== RECORD SET ==

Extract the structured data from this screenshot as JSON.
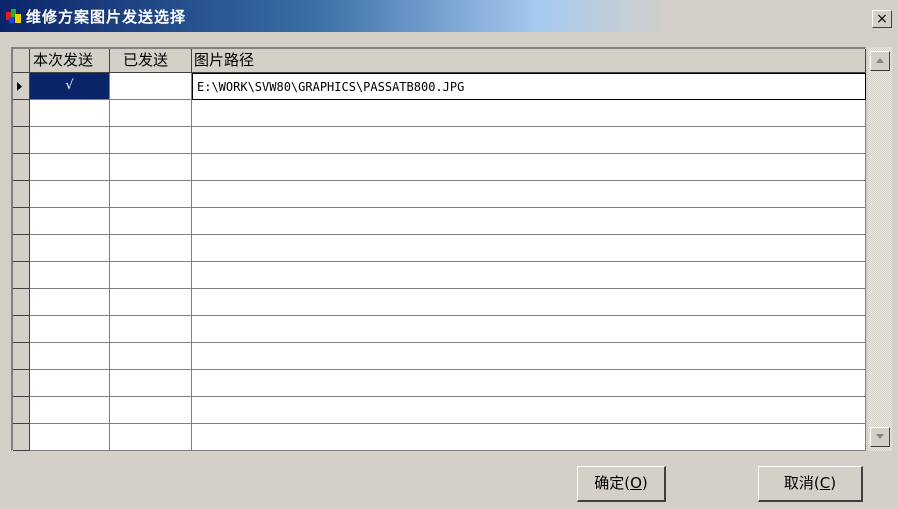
{
  "window": {
    "title": "维修方案图片发送选择",
    "close_label": "×"
  },
  "grid": {
    "columns": [
      "本次发送",
      "已发送",
      "图片路径"
    ],
    "rows": [
      {
        "current": "√",
        "sent": "",
        "path": "E:\\WORK\\SVW80\\GRAPHICS\\PASSATB800.JPG"
      },
      {
        "current": "",
        "sent": "",
        "path": ""
      },
      {
        "current": "",
        "sent": "",
        "path": ""
      },
      {
        "current": "",
        "sent": "",
        "path": ""
      },
      {
        "current": "",
        "sent": "",
        "path": ""
      },
      {
        "current": "",
        "sent": "",
        "path": ""
      },
      {
        "current": "",
        "sent": "",
        "path": ""
      },
      {
        "current": "",
        "sent": "",
        "path": ""
      },
      {
        "current": "",
        "sent": "",
        "path": ""
      },
      {
        "current": "",
        "sent": "",
        "path": ""
      },
      {
        "current": "",
        "sent": "",
        "path": ""
      },
      {
        "current": "",
        "sent": "",
        "path": ""
      },
      {
        "current": "",
        "sent": "",
        "path": ""
      },
      {
        "current": "",
        "sent": "",
        "path": ""
      }
    ]
  },
  "buttons": {
    "ok": {
      "label": "确定",
      "mnemonic": "O"
    },
    "cancel": {
      "label": "取消",
      "mnemonic": "C"
    }
  },
  "colors": {
    "selection": "#0a246a",
    "face": "#d4d0c8"
  }
}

===

WHAT IS REQUIRED:
Transcribe each line above verbatim, with the pictures left out.

FULL SOLUTION:
Extract the structured data from this screenshot as JSON.
{
  "window": {
    "title": "维修方案图片发送选择",
    "close_label": "×"
  },
  "grid": {
    "columns": [
      "本次发送",
      "已发送",
      "图片路径"
    ],
    "rows": [
      {
        "current": "√",
        "sent": "",
        "path": "E:\\WORK\\SVW80\\GRAPHICS\\PASSATB800.JPG"
      },
      {
        "current": "",
        "sent": "",
        "path": ""
      },
      {
        "current": "",
        "sent": "",
        "path": ""
      },
      {
        "current": "",
        "sent": "",
        "path": ""
      },
      {
        "current": "",
        "sent": "",
        "path": ""
      },
      {
        "current": "",
        "sent": "",
        "path": ""
      },
      {
        "current": "",
        "sent": "",
        "path": ""
      },
      {
        "current": "",
        "sent": "",
        "path": ""
      },
      {
        "current": "",
        "sent": "",
        "path": ""
      },
      {
        "current": "",
        "sent": "",
        "path": ""
      },
      {
        "current": "",
        "sent": "",
        "path": ""
      },
      {
        "current": "",
        "sent": "",
        "path": ""
      },
      {
        "current": "",
        "sent": "",
        "path": ""
      },
      {
        "current": "",
        "sent": "",
        "path": ""
      }
    ]
  },
  "buttons": {
    "ok": {
      "label": "确定",
      "mnemonic": "O"
    },
    "cancel": {
      "label": "取消",
      "mnemonic": "C"
    }
  },
  "colors": {
    "selection": "#0a246a",
    "face": "#d4d0c8"
  }
}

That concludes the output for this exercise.